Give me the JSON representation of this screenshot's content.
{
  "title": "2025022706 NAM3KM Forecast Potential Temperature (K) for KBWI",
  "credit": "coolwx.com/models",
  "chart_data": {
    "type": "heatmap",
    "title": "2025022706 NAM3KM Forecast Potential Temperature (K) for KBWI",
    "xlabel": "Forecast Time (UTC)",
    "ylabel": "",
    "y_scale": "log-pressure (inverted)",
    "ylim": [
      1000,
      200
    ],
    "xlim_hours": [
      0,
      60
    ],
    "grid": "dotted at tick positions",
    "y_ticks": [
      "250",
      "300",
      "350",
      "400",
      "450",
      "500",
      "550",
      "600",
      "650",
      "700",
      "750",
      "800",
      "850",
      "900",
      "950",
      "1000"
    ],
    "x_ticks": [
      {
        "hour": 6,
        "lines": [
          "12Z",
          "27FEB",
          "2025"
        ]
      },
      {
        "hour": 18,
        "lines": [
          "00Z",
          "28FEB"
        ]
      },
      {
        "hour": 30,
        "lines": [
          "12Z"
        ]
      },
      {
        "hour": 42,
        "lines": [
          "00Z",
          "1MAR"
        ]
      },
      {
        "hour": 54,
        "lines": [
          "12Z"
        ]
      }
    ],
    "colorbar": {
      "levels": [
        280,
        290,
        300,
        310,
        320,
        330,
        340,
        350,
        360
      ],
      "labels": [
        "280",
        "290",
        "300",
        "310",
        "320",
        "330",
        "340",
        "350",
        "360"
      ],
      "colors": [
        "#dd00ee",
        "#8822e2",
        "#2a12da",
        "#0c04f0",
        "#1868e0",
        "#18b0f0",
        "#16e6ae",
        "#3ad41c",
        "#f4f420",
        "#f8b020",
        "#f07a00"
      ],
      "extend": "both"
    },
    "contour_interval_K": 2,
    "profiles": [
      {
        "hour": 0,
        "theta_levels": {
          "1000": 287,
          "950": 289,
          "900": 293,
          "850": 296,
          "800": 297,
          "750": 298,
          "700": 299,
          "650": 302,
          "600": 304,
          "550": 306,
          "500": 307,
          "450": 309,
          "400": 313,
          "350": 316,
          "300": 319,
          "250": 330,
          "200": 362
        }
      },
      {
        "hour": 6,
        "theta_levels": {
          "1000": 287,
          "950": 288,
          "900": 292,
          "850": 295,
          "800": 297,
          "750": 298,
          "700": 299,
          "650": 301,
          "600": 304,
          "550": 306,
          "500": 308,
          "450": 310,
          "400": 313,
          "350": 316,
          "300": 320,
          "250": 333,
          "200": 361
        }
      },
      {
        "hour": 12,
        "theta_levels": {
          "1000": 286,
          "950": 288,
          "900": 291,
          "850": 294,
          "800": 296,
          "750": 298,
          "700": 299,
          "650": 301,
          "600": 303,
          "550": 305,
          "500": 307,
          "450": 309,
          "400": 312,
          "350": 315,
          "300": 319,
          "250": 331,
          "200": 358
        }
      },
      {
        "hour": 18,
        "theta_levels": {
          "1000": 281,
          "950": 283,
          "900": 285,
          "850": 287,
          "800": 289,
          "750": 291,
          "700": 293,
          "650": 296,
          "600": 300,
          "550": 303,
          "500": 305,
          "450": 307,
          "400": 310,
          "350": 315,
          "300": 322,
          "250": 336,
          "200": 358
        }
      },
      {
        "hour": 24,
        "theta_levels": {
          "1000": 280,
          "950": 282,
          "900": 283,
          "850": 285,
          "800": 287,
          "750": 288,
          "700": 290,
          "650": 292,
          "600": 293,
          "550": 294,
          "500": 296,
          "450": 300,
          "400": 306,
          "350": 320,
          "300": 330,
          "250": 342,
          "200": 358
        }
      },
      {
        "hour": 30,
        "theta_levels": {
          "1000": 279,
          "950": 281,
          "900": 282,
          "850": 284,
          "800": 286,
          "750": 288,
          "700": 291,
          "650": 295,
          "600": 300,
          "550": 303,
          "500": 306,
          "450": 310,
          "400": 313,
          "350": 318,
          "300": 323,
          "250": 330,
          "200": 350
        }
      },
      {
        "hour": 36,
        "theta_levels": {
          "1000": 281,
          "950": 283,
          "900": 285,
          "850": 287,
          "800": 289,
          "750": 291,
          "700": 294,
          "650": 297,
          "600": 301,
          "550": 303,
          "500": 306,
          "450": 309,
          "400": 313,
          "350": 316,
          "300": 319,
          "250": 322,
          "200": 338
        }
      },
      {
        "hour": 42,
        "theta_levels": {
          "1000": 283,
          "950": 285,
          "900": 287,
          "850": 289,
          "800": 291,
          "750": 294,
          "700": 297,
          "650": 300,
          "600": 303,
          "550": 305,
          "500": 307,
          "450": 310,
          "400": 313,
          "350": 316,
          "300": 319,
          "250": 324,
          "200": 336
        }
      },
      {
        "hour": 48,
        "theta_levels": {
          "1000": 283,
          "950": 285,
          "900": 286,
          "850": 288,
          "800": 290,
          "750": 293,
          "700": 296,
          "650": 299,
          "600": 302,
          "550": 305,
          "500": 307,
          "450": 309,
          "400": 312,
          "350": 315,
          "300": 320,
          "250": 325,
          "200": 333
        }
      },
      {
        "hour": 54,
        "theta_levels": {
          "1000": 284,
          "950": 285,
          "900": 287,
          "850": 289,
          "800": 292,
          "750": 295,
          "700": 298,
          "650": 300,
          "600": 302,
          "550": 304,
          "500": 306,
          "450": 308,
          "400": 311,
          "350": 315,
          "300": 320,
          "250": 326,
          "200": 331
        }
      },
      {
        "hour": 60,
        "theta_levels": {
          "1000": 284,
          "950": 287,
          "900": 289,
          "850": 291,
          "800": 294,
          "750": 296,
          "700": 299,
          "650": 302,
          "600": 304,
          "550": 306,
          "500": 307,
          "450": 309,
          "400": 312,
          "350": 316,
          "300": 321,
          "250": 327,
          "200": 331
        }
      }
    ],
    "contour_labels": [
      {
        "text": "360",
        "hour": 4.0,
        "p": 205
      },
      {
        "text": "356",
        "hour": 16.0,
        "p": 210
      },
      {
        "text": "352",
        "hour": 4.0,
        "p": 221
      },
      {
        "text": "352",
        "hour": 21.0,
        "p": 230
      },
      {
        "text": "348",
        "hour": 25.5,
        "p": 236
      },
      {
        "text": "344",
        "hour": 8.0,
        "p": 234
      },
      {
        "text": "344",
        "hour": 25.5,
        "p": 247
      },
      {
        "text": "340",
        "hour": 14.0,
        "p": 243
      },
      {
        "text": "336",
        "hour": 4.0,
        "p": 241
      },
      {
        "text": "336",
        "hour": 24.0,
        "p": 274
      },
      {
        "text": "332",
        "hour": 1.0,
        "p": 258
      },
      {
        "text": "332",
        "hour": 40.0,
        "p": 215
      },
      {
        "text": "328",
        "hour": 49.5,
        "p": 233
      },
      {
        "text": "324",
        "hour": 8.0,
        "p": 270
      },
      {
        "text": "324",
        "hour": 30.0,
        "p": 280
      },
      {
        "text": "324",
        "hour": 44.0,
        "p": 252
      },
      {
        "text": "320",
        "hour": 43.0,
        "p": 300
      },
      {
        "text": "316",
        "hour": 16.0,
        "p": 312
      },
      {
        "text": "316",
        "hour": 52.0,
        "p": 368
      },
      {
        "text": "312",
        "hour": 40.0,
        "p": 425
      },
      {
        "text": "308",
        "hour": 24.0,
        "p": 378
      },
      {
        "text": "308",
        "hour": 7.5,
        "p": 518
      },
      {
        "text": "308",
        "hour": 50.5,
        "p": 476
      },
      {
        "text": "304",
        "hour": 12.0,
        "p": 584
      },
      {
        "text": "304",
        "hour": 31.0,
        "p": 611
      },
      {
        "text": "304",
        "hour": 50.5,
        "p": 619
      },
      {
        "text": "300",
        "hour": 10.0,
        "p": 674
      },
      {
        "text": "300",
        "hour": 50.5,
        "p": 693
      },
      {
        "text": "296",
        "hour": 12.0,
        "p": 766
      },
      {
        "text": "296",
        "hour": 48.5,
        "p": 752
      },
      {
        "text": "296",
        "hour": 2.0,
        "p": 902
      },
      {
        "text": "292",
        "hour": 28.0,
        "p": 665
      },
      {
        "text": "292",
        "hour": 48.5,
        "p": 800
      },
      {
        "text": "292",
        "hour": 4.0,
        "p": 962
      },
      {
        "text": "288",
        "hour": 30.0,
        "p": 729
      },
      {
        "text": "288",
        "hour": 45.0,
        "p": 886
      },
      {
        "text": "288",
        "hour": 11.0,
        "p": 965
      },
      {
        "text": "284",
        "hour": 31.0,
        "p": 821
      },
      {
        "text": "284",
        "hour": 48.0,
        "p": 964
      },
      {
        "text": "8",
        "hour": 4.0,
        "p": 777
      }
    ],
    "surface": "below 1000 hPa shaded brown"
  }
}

================

Short problem: Only the number is wanted: how many lines contain the string "KBWI"?

Full response: 2